> **Exercise directions**
Filter the entries that follow, copying every line in which the word "name" appears.

> **Exercise inputs**

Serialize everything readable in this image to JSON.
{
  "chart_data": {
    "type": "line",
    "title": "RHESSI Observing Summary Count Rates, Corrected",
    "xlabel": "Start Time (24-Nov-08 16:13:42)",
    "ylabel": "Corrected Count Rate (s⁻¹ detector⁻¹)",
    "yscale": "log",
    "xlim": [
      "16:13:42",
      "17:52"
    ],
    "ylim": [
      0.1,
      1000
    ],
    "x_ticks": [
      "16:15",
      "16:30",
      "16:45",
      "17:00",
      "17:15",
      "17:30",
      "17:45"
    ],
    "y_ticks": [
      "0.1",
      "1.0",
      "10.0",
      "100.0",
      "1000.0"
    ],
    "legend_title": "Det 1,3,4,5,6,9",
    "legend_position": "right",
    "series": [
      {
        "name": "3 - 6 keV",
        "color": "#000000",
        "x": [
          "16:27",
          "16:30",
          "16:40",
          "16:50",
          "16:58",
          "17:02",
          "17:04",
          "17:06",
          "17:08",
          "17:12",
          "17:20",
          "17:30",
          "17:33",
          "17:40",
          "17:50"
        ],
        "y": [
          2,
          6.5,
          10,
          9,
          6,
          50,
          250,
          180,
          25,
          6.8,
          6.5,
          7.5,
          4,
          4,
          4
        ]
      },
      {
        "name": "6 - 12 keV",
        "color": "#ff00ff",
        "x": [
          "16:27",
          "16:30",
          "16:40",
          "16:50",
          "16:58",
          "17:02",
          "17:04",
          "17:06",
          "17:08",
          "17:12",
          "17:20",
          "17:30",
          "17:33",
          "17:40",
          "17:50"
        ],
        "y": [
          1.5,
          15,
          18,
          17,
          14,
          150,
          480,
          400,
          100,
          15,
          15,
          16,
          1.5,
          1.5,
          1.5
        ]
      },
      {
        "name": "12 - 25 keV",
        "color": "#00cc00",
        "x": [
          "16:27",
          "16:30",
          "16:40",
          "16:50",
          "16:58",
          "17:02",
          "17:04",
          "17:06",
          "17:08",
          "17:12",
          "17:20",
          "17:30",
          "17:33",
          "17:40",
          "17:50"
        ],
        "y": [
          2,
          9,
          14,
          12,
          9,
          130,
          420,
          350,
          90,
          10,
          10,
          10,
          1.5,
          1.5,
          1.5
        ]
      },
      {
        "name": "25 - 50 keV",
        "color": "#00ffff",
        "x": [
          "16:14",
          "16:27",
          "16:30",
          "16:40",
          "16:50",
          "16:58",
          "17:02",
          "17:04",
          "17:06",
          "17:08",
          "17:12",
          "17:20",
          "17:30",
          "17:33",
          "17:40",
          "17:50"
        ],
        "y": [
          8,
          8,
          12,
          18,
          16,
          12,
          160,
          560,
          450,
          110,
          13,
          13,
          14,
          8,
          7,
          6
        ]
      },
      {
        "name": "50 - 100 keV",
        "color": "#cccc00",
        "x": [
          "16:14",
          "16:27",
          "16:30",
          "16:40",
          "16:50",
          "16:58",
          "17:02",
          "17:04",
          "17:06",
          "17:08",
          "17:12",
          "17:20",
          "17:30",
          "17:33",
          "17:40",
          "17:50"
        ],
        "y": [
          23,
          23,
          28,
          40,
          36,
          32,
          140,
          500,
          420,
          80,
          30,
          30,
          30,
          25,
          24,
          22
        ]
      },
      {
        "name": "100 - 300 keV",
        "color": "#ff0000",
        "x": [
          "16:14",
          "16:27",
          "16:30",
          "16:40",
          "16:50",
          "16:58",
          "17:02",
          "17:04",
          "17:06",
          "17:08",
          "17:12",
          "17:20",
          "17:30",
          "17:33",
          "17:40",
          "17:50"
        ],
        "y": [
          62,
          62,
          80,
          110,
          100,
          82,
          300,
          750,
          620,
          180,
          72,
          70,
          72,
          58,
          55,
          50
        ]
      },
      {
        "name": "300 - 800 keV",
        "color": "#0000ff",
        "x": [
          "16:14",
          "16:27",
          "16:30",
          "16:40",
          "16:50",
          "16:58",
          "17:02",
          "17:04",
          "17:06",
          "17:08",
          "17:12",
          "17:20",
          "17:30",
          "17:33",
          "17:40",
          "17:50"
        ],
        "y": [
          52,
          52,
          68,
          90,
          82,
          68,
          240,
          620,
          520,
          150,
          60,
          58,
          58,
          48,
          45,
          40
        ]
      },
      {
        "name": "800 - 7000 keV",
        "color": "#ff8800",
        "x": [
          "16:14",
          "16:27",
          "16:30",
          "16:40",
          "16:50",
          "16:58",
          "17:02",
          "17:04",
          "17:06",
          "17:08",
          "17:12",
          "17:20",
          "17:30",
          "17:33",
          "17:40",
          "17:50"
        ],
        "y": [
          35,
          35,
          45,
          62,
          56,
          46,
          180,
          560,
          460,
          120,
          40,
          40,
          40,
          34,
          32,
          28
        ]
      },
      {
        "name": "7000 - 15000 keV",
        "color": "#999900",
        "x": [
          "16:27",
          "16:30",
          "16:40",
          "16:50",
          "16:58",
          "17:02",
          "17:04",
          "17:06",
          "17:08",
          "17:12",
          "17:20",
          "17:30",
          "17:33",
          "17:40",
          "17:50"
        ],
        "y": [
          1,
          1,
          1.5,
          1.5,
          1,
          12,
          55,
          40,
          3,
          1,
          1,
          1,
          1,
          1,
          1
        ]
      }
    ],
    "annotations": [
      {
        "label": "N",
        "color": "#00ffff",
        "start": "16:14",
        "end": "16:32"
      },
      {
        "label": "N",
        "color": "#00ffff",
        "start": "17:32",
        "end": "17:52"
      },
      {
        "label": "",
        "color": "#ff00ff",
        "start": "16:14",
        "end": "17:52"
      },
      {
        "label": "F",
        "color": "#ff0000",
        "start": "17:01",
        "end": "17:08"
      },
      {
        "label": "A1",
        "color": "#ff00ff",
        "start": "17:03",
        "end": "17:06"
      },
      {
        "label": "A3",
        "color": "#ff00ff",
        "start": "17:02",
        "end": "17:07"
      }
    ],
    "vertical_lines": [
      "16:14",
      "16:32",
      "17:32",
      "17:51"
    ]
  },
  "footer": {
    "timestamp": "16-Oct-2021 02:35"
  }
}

---

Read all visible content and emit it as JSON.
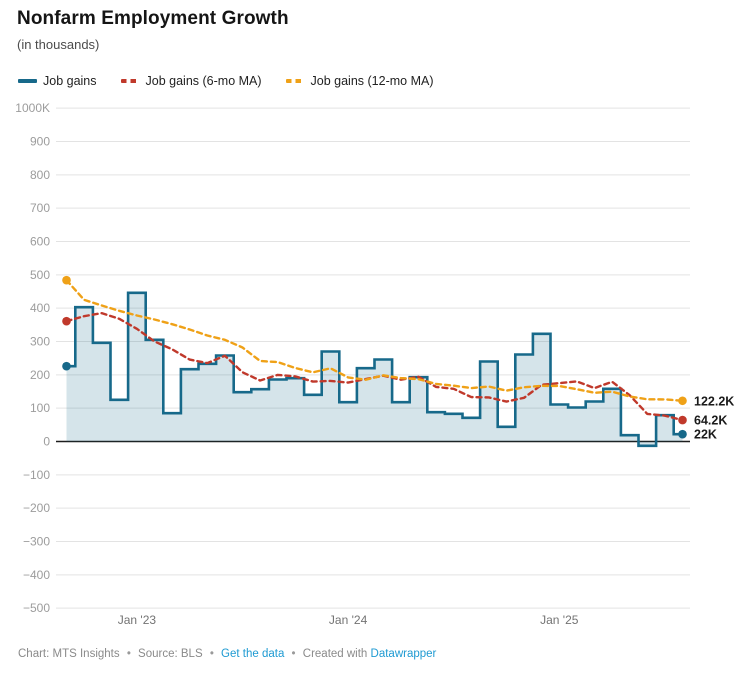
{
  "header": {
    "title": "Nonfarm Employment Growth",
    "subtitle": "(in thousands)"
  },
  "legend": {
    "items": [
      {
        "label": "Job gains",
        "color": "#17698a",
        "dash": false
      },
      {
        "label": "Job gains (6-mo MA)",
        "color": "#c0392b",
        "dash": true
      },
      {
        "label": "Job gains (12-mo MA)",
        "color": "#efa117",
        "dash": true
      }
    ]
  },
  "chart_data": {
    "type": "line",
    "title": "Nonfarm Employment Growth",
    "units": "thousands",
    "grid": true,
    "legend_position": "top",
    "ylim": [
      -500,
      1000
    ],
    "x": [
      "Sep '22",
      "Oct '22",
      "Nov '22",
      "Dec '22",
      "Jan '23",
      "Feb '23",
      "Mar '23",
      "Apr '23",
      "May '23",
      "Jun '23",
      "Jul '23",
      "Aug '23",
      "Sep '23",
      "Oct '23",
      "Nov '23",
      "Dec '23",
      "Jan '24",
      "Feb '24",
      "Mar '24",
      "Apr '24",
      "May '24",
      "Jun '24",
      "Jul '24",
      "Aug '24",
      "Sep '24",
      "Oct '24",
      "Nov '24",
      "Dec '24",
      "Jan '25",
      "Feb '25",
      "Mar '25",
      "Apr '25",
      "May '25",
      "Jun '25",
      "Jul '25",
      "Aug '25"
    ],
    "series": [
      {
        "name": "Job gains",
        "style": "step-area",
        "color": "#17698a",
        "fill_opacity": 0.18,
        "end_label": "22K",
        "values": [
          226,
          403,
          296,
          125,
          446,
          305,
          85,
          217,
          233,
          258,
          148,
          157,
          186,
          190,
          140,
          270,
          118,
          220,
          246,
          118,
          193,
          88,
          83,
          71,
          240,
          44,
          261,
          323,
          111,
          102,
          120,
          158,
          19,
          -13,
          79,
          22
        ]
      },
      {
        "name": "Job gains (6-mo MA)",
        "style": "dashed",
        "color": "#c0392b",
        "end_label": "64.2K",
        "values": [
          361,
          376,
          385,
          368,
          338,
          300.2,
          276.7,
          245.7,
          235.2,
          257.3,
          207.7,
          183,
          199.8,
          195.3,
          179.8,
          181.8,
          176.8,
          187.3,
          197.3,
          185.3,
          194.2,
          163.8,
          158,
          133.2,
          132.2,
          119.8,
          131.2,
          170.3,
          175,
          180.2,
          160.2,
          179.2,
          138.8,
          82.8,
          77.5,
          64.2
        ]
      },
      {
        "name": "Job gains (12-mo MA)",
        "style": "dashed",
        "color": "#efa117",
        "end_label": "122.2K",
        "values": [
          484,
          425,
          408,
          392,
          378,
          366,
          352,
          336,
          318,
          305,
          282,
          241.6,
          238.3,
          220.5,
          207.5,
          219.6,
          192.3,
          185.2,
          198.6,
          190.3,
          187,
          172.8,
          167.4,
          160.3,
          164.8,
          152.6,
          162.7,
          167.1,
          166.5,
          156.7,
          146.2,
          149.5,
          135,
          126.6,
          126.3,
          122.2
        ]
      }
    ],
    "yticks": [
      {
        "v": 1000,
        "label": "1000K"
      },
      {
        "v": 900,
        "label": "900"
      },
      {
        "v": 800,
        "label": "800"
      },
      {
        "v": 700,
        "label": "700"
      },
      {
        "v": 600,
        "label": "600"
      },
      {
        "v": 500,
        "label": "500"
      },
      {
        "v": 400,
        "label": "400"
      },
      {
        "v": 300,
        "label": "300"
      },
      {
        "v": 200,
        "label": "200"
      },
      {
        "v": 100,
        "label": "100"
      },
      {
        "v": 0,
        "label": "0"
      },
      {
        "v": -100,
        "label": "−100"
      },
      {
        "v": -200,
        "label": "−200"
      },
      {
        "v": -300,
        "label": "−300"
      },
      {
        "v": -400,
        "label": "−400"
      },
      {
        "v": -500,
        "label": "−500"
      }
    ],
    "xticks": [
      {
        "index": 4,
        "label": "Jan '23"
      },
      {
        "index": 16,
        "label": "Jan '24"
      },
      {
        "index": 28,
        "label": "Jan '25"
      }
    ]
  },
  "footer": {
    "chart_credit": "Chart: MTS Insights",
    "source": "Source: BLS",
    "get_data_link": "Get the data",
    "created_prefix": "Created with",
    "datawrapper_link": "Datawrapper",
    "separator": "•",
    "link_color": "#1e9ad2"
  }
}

> **Solution for this exercise**
        "name": "3 - 6 keV",
        "name": "6 - 12 keV",
        "name": "12 - 25 keV",
        "name": "25 - 50 keV",
        "name": "50 - 100 keV",
        "name": "100 - 300 keV",
        "name": "300 - 800 keV",
        "name": "800 - 7000 keV",
        "name": "7000 - 15000 keV",
        "name": "Job gains",
        "name": "Job gains (6-mo MA)",
        "name": "Job gains (12-mo MA)",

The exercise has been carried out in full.